Only lines containing "kepada" belong in the answer, each copied from the entries below.

__DATA SUPPLIED__.

==*==

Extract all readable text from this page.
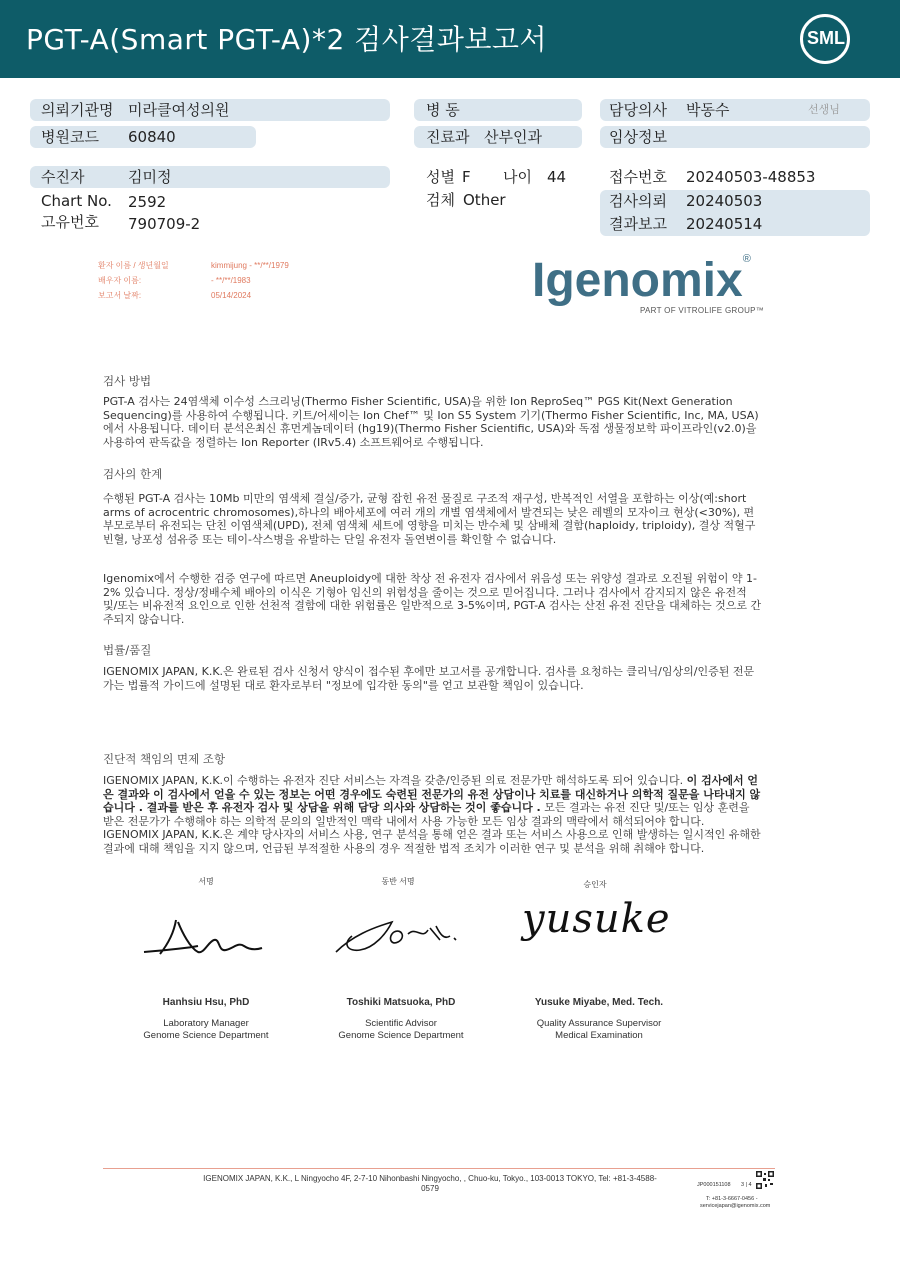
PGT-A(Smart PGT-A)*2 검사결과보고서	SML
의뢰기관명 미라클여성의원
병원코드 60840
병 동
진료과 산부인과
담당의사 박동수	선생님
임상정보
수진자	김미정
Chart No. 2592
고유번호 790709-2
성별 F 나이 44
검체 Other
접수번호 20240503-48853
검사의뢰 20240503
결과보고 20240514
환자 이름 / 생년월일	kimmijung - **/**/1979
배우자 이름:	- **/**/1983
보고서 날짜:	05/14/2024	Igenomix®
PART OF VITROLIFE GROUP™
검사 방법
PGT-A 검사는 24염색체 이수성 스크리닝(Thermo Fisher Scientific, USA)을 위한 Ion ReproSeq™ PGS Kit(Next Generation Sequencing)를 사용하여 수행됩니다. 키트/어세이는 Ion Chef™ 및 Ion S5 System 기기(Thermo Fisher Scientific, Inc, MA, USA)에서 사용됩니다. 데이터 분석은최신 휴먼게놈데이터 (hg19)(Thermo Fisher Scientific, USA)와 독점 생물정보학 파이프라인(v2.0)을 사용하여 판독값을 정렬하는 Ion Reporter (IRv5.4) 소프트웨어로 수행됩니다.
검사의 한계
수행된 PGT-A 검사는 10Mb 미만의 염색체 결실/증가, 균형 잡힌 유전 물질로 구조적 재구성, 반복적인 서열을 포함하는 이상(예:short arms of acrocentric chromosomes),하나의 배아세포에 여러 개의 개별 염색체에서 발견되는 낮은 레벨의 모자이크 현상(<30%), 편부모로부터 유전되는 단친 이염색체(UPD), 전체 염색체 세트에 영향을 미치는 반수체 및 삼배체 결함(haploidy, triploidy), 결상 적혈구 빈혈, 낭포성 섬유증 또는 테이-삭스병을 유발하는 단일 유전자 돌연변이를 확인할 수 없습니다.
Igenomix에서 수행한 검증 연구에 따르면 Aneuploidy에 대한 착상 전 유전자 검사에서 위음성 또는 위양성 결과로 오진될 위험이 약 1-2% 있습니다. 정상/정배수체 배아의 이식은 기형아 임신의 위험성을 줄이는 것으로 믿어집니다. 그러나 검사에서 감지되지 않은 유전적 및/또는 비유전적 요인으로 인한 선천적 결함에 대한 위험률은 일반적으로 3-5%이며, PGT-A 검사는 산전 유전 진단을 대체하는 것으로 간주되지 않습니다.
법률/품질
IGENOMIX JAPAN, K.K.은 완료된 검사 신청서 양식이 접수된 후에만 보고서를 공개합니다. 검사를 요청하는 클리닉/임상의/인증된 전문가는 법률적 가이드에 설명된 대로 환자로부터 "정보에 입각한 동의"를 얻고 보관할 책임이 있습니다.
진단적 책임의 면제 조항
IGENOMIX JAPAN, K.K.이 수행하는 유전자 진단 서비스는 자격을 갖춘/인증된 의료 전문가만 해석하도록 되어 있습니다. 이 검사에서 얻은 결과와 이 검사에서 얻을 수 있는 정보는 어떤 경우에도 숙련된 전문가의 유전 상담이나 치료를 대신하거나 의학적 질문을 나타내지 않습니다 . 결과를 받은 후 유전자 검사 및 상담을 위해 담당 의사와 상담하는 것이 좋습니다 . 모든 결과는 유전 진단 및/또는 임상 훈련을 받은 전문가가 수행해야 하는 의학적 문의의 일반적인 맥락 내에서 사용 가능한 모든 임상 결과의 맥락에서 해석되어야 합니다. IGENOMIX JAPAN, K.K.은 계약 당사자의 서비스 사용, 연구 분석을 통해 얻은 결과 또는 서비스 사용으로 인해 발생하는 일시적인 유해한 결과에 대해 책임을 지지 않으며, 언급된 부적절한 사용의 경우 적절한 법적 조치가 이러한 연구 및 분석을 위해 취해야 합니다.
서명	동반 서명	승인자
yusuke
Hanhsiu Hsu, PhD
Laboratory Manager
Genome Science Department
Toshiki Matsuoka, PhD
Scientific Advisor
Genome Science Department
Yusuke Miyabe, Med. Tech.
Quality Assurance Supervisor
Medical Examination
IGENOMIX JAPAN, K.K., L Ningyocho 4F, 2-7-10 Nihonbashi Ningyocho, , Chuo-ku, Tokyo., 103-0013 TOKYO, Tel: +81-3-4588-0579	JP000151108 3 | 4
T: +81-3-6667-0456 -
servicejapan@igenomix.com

==*==

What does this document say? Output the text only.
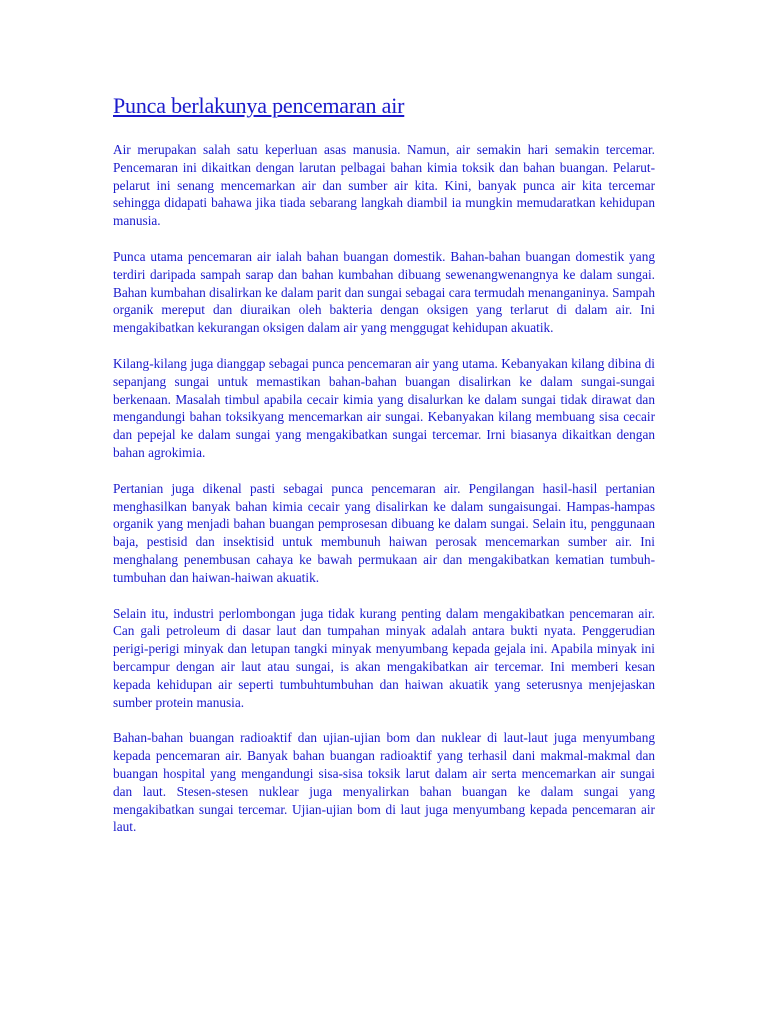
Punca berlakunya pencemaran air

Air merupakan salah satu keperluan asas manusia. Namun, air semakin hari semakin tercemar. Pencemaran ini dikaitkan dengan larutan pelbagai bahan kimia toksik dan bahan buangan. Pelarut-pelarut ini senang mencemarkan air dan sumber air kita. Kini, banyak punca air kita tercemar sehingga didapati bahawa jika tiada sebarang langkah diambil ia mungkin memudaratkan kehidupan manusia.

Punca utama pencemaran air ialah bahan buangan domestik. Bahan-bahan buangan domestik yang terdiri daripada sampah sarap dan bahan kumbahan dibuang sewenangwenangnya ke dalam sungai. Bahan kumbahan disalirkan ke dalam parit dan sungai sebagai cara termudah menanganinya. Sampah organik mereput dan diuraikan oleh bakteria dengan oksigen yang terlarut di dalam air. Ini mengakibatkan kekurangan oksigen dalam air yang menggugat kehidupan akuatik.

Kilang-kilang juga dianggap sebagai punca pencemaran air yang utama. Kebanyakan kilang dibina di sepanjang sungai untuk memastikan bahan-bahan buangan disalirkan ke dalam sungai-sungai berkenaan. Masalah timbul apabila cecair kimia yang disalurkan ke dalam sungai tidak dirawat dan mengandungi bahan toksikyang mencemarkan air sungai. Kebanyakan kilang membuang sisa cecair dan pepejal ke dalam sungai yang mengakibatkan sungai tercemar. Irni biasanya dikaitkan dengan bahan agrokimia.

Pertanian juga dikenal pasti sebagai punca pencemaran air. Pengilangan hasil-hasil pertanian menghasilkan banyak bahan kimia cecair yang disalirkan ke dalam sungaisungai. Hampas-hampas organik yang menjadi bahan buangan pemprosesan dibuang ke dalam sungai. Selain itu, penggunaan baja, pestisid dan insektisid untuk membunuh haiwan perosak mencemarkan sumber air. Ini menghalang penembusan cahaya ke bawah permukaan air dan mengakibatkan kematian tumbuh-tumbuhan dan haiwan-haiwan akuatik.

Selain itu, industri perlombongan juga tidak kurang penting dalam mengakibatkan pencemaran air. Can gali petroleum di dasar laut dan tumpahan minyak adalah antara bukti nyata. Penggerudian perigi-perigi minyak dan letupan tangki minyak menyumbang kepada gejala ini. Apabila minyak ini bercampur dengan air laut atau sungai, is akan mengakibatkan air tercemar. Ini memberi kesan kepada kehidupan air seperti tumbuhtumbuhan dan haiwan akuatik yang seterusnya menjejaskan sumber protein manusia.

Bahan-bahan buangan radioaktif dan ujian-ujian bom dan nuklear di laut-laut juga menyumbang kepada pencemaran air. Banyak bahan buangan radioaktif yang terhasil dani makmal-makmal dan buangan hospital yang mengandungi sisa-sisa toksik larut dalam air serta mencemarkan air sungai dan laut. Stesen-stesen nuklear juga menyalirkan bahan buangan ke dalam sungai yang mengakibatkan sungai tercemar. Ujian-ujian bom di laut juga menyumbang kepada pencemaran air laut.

==*==

__EXERCISE ANSWER__.
Selain itu, industri perlombongan juga tidak kurang penting dalam mengakibatkan pencemaran air. Can gali petroleum di dasar laut dan tumpahan minyak adalah antara bukti nyata. Penggerudian perigi-perigi minyak dan letupan tangki minyak menyumbang kepada gejala ini. Apabila minyak ini bercampur dengan air laut atau sungai, is akan mengakibatkan air tercemar. Ini memberi kesan kepada kehidupan air seperti tumbuhtumbuhan dan haiwan akuatik yang seterusnya menjejaskan sumber protein manusia.
Bahan-bahan buangan radioaktif dan ujian-ujian bom dan nuklear di laut-laut juga menyumbang kepada pencemaran air. Banyak bahan buangan radioaktif yang terhasil dani makmal-makmal dan buangan hospital yang mengandungi sisa-sisa toksik larut dalam air serta mencemarkan air sungai dan laut. Stesen-stesen nuklear juga menyalirkan bahan buangan ke dalam sungai yang mengakibatkan sungai tercemar. Ujian-ujian bom di laut juga menyumbang kepada pencemaran air laut.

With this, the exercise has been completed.